--- START RECORDS SHOWN ---

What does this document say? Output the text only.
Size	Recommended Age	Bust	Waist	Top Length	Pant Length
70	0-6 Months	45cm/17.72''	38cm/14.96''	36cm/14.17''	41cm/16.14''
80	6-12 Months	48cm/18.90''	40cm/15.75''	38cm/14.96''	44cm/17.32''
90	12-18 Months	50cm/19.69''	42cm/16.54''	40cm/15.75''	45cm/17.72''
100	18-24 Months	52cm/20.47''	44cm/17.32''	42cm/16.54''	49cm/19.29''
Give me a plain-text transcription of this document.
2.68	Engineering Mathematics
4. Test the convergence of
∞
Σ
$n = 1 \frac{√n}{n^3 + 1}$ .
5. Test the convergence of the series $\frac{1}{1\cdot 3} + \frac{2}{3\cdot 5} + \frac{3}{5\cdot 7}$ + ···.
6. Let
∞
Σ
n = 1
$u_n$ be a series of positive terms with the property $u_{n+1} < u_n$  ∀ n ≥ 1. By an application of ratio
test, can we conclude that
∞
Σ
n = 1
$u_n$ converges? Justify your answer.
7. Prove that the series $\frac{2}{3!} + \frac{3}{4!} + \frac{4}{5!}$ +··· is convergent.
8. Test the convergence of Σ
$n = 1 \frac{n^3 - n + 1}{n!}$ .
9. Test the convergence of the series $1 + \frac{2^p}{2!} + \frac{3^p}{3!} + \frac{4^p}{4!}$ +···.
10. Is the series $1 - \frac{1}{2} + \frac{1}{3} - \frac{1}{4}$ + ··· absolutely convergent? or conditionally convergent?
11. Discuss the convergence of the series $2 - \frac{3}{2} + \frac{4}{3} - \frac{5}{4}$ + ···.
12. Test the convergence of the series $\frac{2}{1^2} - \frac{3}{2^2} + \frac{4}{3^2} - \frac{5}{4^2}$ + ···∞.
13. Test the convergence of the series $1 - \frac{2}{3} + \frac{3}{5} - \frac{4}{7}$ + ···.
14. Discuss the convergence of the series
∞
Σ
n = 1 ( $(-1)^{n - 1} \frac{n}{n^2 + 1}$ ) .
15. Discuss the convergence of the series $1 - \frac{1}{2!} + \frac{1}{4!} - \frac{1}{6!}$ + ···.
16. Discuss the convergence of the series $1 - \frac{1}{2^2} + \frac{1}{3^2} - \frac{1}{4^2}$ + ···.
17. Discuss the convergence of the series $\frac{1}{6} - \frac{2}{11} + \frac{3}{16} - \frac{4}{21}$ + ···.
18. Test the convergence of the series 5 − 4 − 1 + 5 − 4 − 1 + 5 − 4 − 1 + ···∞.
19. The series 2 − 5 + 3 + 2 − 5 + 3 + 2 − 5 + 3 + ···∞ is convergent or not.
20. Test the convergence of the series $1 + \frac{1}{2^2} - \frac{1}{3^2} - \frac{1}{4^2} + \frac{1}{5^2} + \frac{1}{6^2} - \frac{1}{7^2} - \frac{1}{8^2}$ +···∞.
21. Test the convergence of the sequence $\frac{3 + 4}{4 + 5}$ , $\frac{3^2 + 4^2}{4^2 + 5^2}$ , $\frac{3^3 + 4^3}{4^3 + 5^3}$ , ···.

--- END RECORDS SHOWN ---

The records above should be repeated in full, exactly as given.

What does this document say? Output the text only.
Size	Recommended Age	Bust	Waist	Top Length	Pant Length
70	0-6 Months	45cm/17.72''	38cm/14.96''	36cm/14.17''	41cm/16.14''
80	6-12 Months	48cm/18.90''	40cm/15.75''	38cm/14.96''	44cm/17.32''
90	12-18 Months	50cm/19.69''	42cm/16.54''	40cm/15.75''	45cm/17.72''
100	18-24 Months	52cm/20.47''	44cm/17.32''	42cm/16.54''	49cm/19.29''
Give me a plain-text transcription of this document.
2.68	Engineering Mathematics
4. Test the convergence of
∞
Σ
$n = 1 \frac{√n}{n^3 + 1}$ .
5. Test the convergence of the series $\frac{1}{1\cdot 3} + \frac{2}{3\cdot 5} + \frac{3}{5\cdot 7}$ + ···.
6. Let
∞
Σ
n = 1
$u_n$ be a series of positive terms with the property $u_{n+1} < u_n$  ∀ n ≥ 1. By an application of ratio
test, can we conclude that
∞
Σ
n = 1
$u_n$ converges? Justify your answer.
7. Prove that the series $\frac{2}{3!} + \frac{3}{4!} + \frac{4}{5!}$ +··· is convergent.
8. Test the convergence of Σ
$n = 1 \frac{n^3 - n + 1}{n!}$ .
9. Test the convergence of the series $1 + \frac{2^p}{2!} + \frac{3^p}{3!} + \frac{4^p}{4!}$ +···.
10. Is the series $1 - \frac{1}{2} + \frac{1}{3} - \frac{1}{4}$ + ··· absolutely convergent? or conditionally convergent?
11. Discuss the convergence of the series $2 - \frac{3}{2} + \frac{4}{3} - \frac{5}{4}$ + ···.
12. Test the convergence of the series $\frac{2}{1^2} - \frac{3}{2^2} + \frac{4}{3^2} - \frac{5}{4^2}$ + ···∞.
13. Test the convergence of the series $1 - \frac{2}{3} + \frac{3}{5} - \frac{4}{7}$ + ···.
14. Discuss the convergence of the series
∞
Σ
n = 1 ( $(-1)^{n - 1} \frac{n}{n^2 + 1}$ ) .
15. Discuss the convergence of the series $1 - \frac{1}{2!} + \frac{1}{4!} - \frac{1}{6!}$ + ···.
16. Discuss the convergence of the series $1 - \frac{1}{2^2} + \frac{1}{3^2} - \frac{1}{4^2}$ + ···.
17. Discuss the convergence of the series $\frac{1}{6} - \frac{2}{11} + \frac{3}{16} - \frac{4}{21}$ + ···.
18. Test the convergence of the series 5 − 4 − 1 + 5 − 4 − 1 + 5 − 4 − 1 + ···∞.
19. The series 2 − 5 + 3 + 2 − 5 + 3 + 2 − 5 + 3 + ···∞ is convergent or not.
20. Test the convergence of the series $1 + \frac{1}{2^2} - \frac{1}{3^2} - \frac{1}{4^2} + \frac{1}{5^2} + \frac{1}{6^2} - \frac{1}{7^2} - \frac{1}{8^2}$ +···∞.
21. Test the convergence of the sequence $\frac{3 + 4}{4 + 5}$ , $\frac{3^2 + 4^2}{4^2 + 5^2}$ , $\frac{3^3 + 4^3}{4^3 + 5^3}$ , ···.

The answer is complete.